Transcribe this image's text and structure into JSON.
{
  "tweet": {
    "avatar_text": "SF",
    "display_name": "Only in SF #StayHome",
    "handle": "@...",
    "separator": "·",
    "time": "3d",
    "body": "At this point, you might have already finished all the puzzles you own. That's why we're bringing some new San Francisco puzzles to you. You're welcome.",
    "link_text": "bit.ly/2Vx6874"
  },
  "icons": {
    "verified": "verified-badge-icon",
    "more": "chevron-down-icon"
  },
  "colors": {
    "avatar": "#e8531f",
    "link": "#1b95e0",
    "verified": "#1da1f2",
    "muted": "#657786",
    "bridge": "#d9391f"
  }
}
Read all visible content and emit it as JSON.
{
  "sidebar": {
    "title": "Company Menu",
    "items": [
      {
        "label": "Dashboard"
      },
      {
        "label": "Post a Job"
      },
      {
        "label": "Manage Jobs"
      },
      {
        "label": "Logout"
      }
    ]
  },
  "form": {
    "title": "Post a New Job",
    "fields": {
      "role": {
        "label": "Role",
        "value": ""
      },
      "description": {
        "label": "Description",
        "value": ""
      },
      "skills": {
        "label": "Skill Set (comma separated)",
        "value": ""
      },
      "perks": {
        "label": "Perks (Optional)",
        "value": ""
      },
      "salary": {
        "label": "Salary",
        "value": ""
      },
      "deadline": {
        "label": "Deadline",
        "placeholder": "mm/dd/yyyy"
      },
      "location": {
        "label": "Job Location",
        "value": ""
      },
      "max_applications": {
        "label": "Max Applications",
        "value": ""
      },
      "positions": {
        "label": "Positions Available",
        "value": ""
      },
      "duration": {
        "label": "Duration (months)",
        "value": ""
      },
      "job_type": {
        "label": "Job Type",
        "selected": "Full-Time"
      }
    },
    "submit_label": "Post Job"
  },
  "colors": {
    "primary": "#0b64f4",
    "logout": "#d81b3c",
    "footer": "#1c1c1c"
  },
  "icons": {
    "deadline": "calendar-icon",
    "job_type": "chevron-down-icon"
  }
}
# # # #
▸ TASK DETAILS: In the entries above, find the line containing "Read all visible content and emit it as JSON.". Set down that line and every line after it through the last one, exactly and alone.

▸ FINISHED EXERCISE:
Read all visible content and emit it as JSON.
{
  "sidebar": {
    "title": "Company Menu",
    "items": [
      {
        "label": "Dashboard"
      },
      {
        "label": "Post a Job"
      },
      {
        "label": "Manage Jobs"
      },
      {
        "label": "Logout"
      }
    ]
  },
  "form": {
    "title": "Post a New Job",
    "fields": {
      "role": {
        "label": "Role",
        "value": ""
      },
      "description": {
        "label": "Description",
        "value": ""
      },
      "skills": {
        "label": "Skill Set (comma separated)",
        "value": ""
      },
      "perks": {
        "label": "Perks (Optional)",
        "value": ""
      },
      "salary": {
        "label": "Salary",
        "value": ""
      },
      "deadline": {
        "label": "Deadline",
        "placeholder": "mm/dd/yyyy"
      },
      "location": {
        "label": "Job Location",
        "value": ""
      },
      "max_applications": {
        "label": "Max Applications",
        "value": ""
      },
      "positions": {
        "label": "Positions Available",
        "value": ""
      },
      "duration": {
        "label": "Duration (months)",
        "value": ""
      },
      "job_type": {
        "label": "Job Type",
        "selected": "Full-Time"
      }
    },
    "submit_label": "Post Job"
  },
  "colors": {
    "primary": "#0b64f4",
    "logout": "#d81b3c",
    "footer": "#1c1c1c"
  },
  "icons": {
    "deadline": "calendar-icon",
    "job_type": "chevron-down-icon"
  }
}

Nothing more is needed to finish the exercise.